(Data items)
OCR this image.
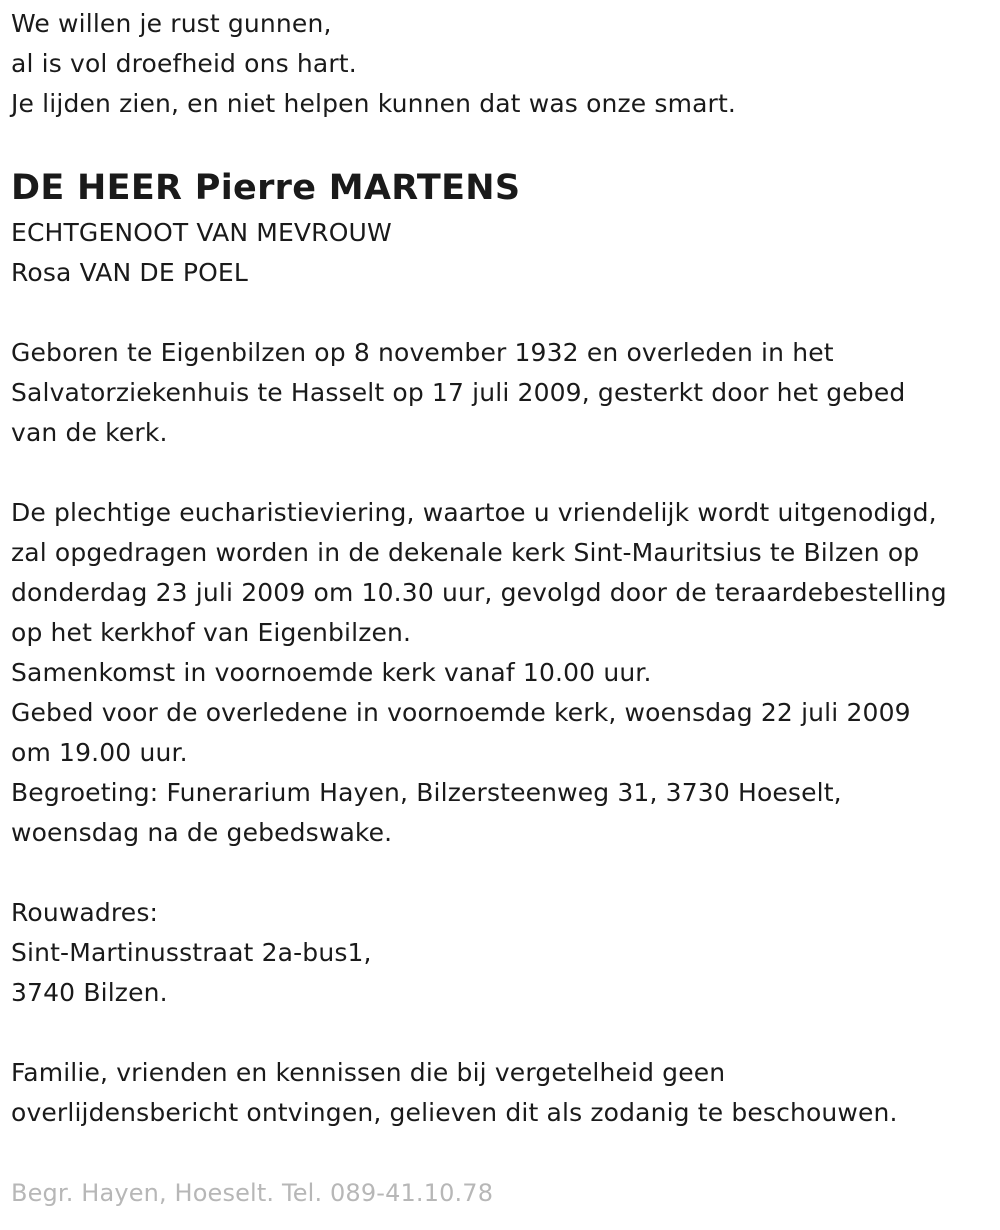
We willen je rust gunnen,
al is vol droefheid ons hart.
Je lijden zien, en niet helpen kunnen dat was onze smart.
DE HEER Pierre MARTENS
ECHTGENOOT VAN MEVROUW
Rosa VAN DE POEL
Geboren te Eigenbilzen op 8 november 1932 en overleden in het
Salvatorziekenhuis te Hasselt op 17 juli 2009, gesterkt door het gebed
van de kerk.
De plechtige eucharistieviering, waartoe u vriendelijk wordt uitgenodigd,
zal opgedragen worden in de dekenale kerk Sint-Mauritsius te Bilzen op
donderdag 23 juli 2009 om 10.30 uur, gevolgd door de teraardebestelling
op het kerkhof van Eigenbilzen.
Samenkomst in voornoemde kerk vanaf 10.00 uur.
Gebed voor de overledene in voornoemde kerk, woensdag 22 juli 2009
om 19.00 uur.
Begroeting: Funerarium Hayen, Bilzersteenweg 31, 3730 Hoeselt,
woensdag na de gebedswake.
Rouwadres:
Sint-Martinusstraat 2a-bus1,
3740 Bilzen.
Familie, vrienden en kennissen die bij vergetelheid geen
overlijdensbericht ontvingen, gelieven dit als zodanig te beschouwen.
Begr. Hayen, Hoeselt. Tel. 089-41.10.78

=== Prompt ===
Your task is to copy the entries in full and exactly, without any images.

=== Written solution ===
OCR this image.
We willen je rust gunnen,
al is vol droefheid ons hart.
Je lijden zien, en niet helpen kunnen dat was onze smart.
DE HEER Pierre MARTENS
ECHTGENOOT VAN MEVROUW
Rosa VAN DE POEL
Geboren te Eigenbilzen op 8 november 1932 en overleden in het
Salvatorziekenhuis te Hasselt op 17 juli 2009, gesterkt door het gebed
van de kerk.
De plechtige eucharistieviering, waartoe u vriendelijk wordt uitgenodigd,
zal opgedragen worden in de dekenale kerk Sint-Mauritsius te Bilzen op
donderdag 23 juli 2009 om 10.30 uur, gevolgd door de teraardebestelling
op het kerkhof van Eigenbilzen.
Samenkomst in voornoemde kerk vanaf 10.00 uur.
Gebed voor de overledene in voornoemde kerk, woensdag 22 juli 2009
om 19.00 uur.
Begroeting: Funerarium Hayen, Bilzersteenweg 31, 3730 Hoeselt,
woensdag na de gebedswake.
Rouwadres:
Sint-Martinusstraat 2a-bus1,
3740 Bilzen.
Familie, vrienden en kennissen die bij vergetelheid geen
overlijdensbericht ontvingen, gelieven dit als zodanig te beschouwen.
Begr. Hayen, Hoeselt. Tel. 089-41.10.78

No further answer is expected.